## WRITTEN TASK
In the entries below, count every line with the word "JYGW". Return only the count.

[Recorded data]

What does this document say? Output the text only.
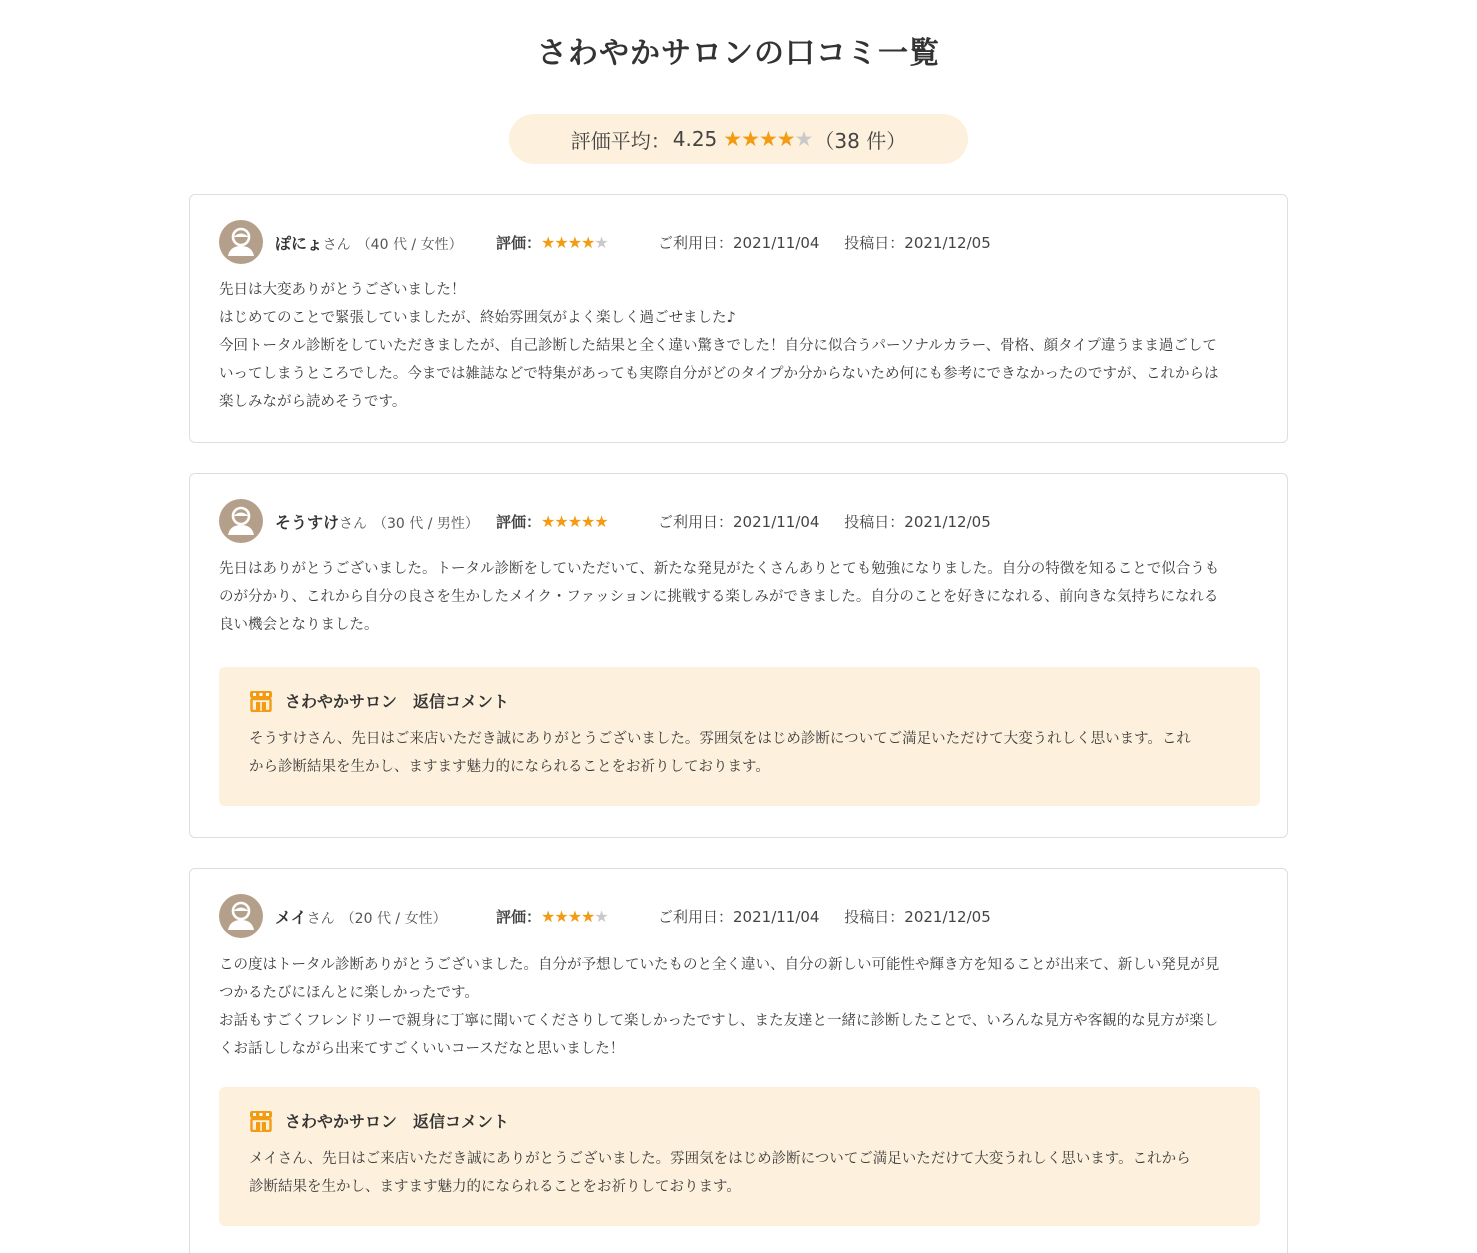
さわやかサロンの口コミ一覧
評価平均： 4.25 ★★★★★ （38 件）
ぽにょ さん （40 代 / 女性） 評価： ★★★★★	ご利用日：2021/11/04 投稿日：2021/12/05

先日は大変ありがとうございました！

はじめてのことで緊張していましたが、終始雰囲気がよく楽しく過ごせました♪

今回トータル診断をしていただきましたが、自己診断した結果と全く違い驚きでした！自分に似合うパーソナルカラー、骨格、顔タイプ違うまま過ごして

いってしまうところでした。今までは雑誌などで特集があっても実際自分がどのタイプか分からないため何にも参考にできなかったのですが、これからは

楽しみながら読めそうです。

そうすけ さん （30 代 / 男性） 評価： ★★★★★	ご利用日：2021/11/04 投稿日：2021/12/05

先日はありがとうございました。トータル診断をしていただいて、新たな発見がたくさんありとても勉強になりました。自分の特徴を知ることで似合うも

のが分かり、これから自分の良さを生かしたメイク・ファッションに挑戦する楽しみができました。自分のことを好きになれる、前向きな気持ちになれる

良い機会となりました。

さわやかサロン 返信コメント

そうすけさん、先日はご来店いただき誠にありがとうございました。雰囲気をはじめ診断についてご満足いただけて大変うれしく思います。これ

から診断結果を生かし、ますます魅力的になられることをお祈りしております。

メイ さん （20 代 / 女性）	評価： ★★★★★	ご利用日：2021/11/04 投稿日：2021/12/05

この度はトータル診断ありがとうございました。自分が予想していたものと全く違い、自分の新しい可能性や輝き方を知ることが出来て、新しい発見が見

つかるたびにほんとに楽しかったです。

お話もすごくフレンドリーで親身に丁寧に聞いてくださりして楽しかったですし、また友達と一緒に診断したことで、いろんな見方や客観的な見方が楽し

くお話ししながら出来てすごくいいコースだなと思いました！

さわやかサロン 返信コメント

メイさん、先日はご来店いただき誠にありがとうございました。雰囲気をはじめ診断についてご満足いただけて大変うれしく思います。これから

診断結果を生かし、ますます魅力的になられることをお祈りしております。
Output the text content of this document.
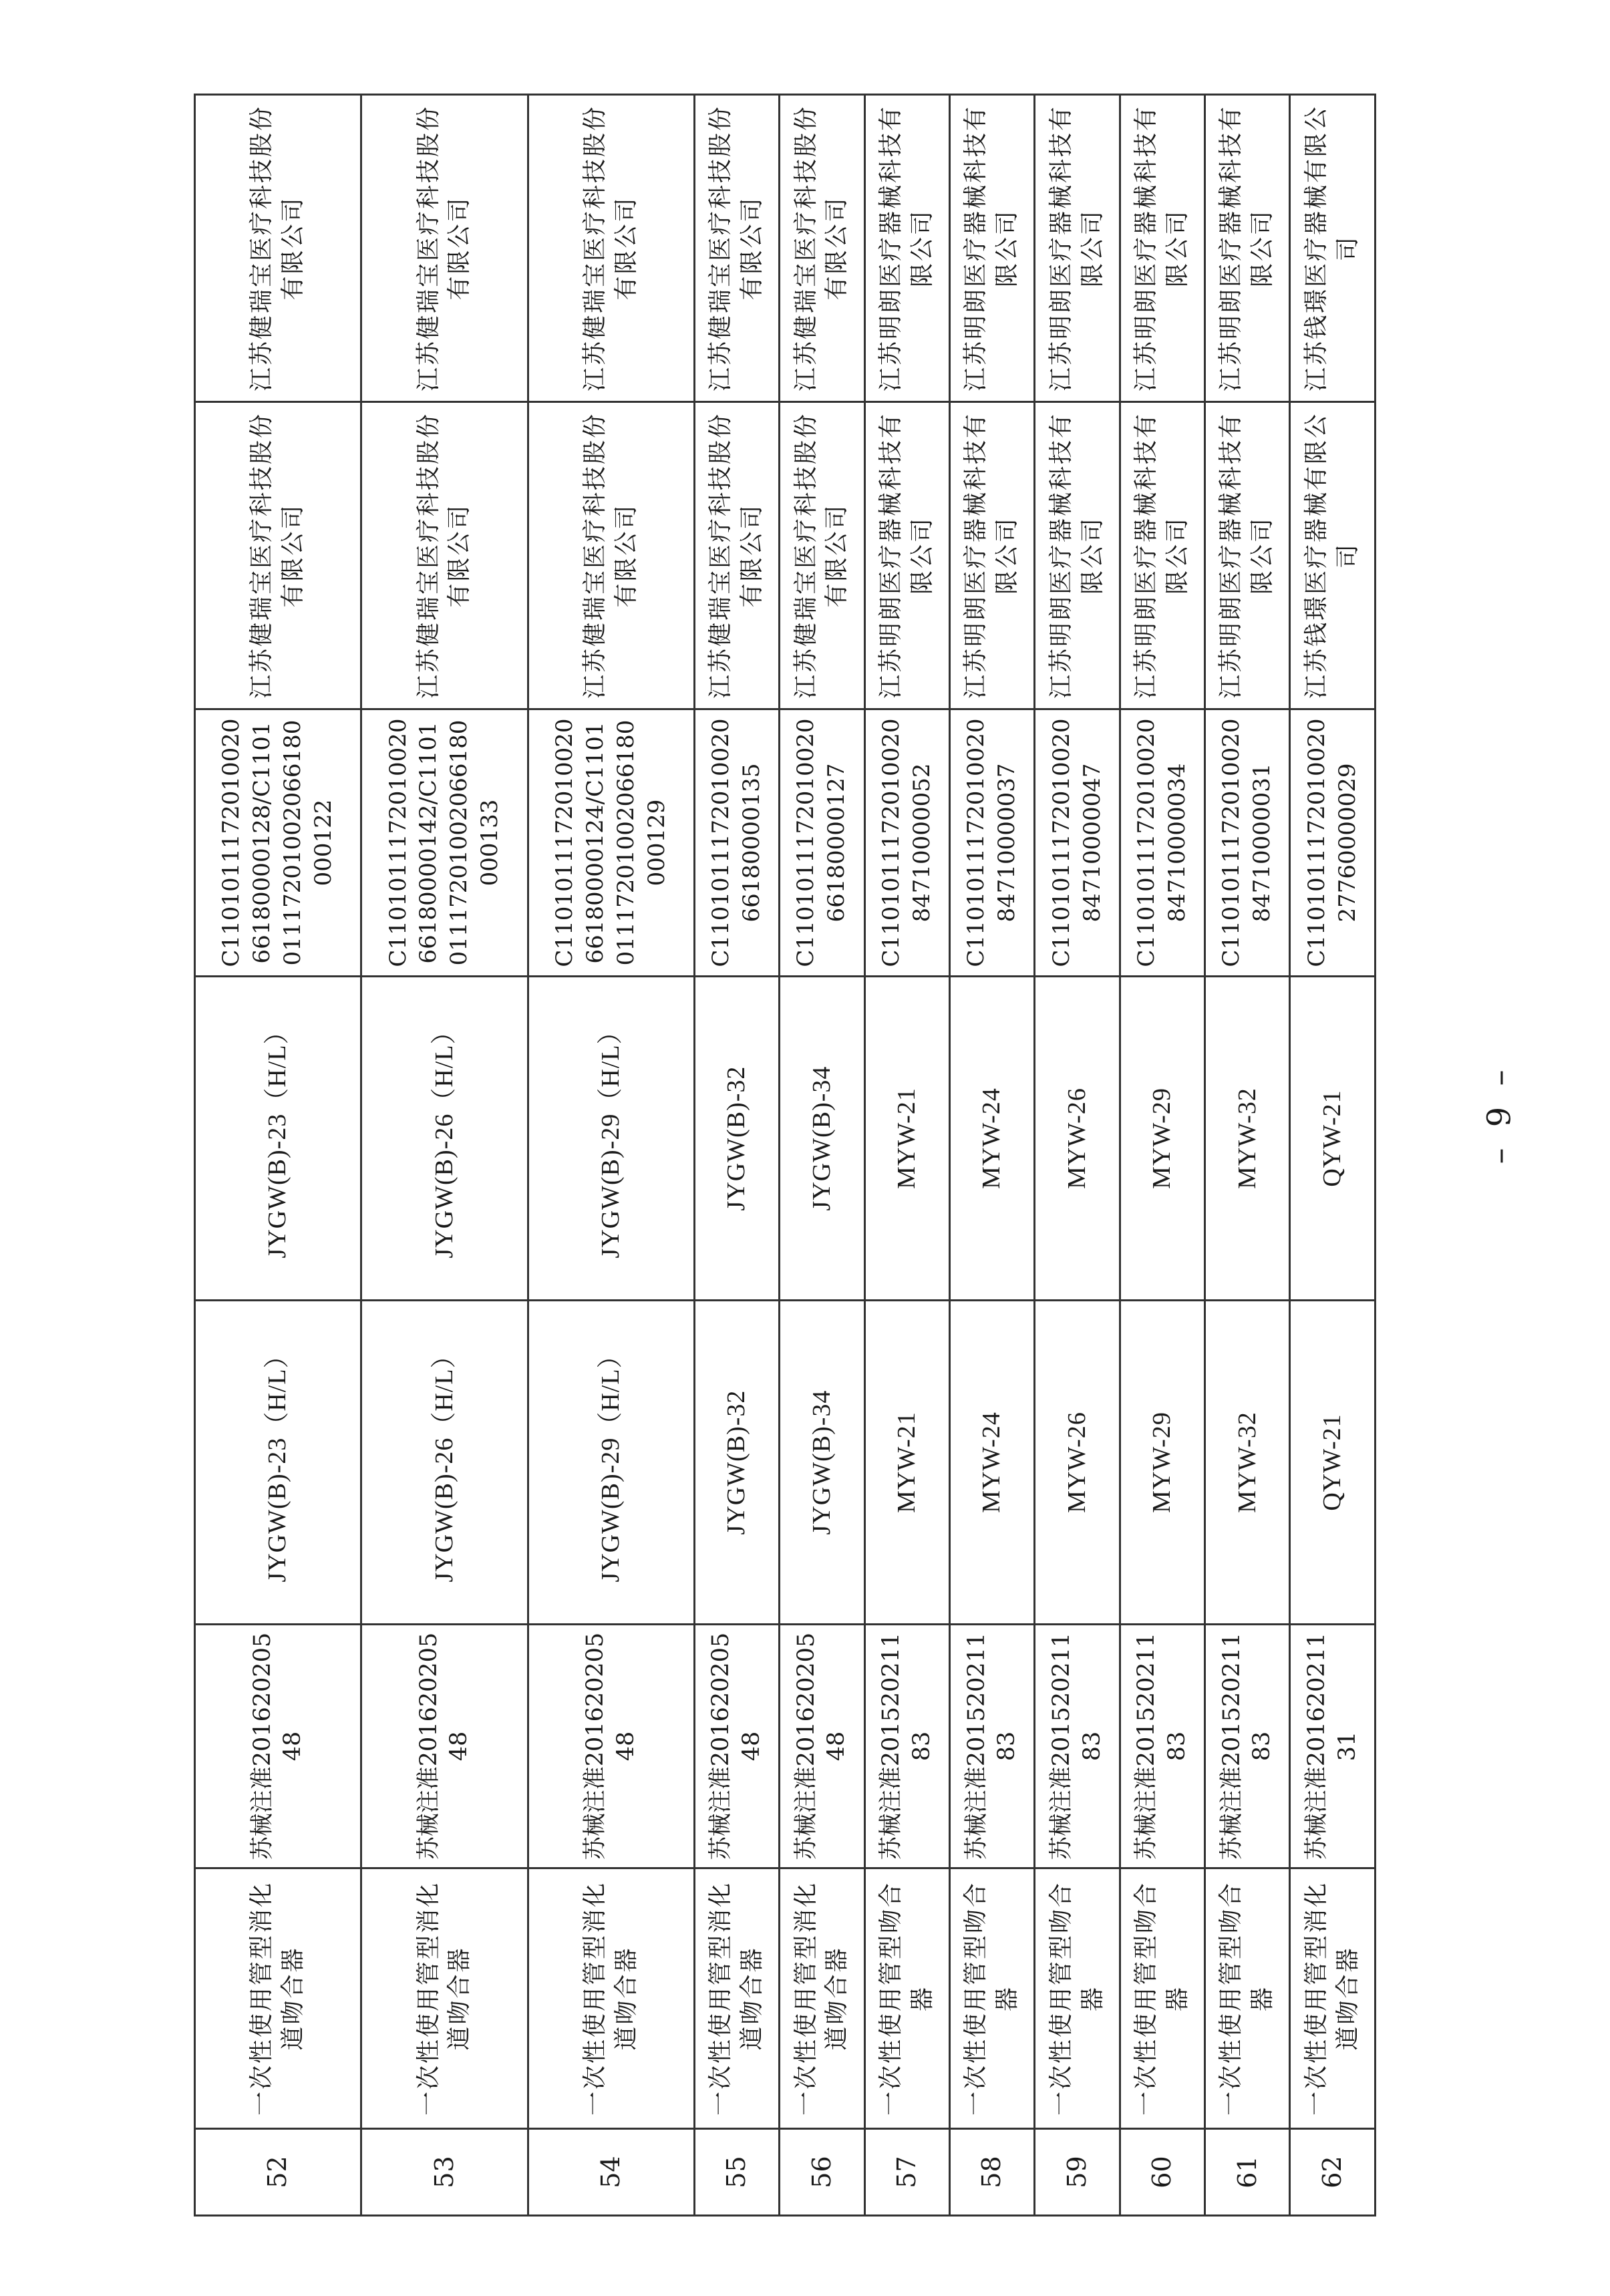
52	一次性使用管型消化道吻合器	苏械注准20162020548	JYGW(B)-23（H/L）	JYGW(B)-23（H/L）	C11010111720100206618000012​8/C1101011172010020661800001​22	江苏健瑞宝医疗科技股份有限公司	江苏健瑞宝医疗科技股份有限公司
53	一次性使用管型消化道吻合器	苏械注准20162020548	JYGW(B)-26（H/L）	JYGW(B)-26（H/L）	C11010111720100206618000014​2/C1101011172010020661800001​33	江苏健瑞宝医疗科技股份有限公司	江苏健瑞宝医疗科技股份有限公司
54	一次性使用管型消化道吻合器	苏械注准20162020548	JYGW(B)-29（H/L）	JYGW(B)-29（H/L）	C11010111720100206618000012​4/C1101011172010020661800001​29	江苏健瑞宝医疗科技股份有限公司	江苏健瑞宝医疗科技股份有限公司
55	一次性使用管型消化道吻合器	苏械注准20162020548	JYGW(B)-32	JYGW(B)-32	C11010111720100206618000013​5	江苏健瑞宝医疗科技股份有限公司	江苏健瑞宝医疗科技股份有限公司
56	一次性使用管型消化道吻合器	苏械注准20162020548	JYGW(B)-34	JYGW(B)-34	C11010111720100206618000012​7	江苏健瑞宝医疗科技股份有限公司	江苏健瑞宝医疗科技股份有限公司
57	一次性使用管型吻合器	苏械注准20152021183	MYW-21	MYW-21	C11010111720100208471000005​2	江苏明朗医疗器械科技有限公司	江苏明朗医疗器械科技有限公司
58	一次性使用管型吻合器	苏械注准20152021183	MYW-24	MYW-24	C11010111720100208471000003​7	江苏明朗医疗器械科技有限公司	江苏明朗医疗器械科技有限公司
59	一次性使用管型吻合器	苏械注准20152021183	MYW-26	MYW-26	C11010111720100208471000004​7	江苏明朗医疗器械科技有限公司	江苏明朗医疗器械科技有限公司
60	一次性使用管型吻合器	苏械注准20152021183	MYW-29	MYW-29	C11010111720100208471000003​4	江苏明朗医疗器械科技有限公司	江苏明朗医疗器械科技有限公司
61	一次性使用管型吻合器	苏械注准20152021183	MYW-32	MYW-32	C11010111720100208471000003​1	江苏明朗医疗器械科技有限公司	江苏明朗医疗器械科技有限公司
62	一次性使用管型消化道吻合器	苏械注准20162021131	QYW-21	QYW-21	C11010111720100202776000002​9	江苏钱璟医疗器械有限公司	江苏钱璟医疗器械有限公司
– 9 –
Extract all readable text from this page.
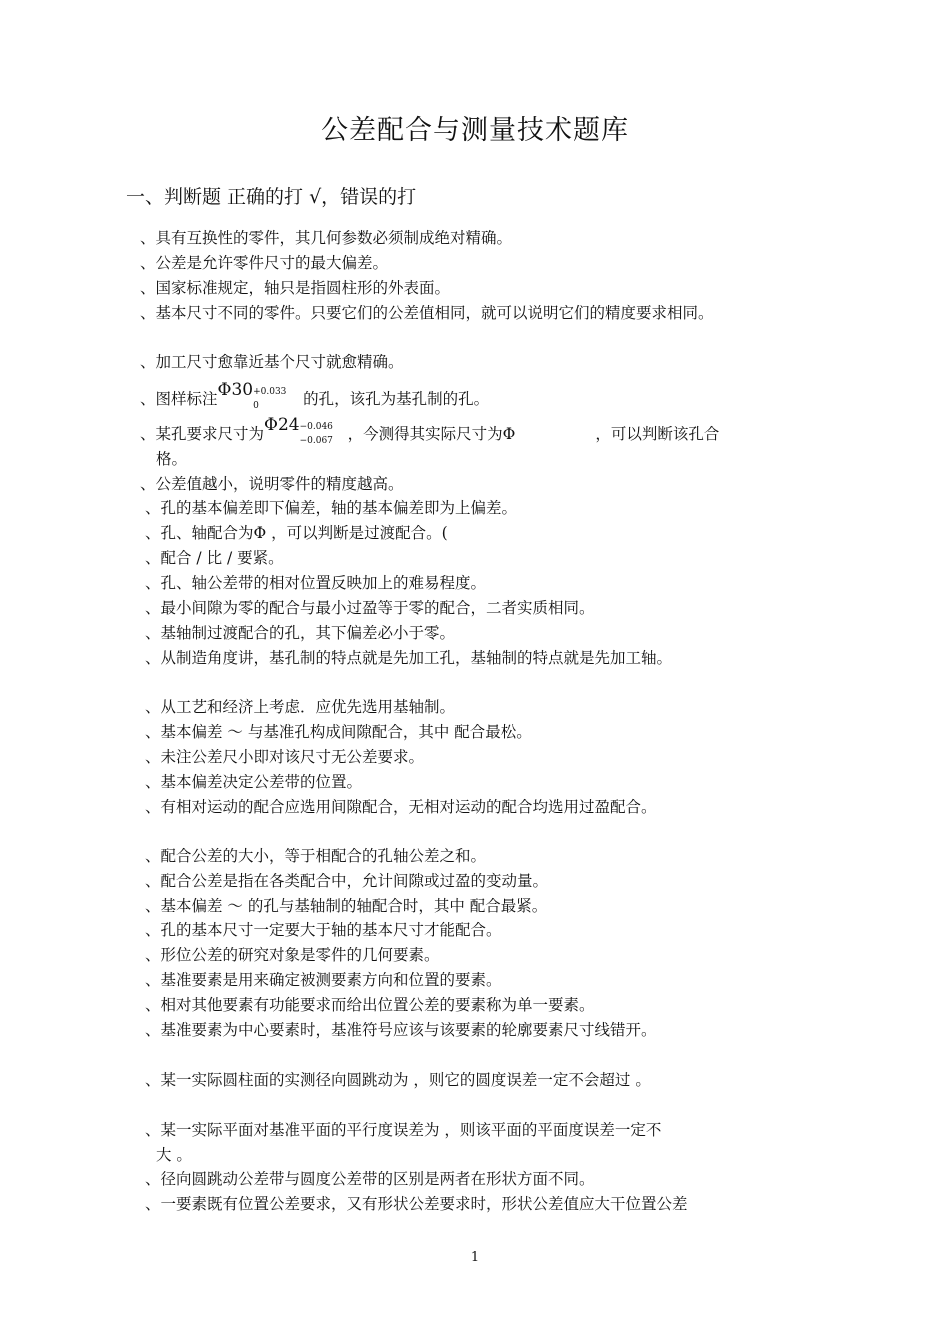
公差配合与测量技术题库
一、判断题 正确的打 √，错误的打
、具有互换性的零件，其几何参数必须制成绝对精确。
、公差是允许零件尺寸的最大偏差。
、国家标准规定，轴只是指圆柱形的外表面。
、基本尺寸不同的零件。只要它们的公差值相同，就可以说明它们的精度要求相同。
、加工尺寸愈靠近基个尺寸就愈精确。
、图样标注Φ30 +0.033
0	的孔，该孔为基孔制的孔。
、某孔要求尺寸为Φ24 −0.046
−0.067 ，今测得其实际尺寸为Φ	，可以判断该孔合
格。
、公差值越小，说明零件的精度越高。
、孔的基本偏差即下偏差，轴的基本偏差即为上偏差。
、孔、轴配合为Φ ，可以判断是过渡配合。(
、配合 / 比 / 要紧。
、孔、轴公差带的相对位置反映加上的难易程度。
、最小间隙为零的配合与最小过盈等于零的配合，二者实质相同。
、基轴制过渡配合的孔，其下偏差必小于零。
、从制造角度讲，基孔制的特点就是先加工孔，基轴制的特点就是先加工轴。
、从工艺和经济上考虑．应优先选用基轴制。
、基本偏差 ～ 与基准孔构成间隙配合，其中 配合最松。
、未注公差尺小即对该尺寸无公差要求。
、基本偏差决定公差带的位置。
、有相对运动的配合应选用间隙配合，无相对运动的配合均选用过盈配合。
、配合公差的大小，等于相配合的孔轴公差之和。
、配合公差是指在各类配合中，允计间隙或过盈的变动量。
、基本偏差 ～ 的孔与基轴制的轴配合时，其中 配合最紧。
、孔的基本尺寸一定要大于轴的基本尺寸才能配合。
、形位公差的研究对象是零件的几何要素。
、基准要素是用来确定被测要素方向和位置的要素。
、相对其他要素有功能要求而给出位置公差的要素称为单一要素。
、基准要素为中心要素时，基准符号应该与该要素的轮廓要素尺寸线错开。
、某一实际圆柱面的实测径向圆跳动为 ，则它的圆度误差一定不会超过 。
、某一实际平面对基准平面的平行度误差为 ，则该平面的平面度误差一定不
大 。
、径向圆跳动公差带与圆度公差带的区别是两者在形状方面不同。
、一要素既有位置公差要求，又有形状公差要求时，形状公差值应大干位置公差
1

## WRITTEN SOLUTION
5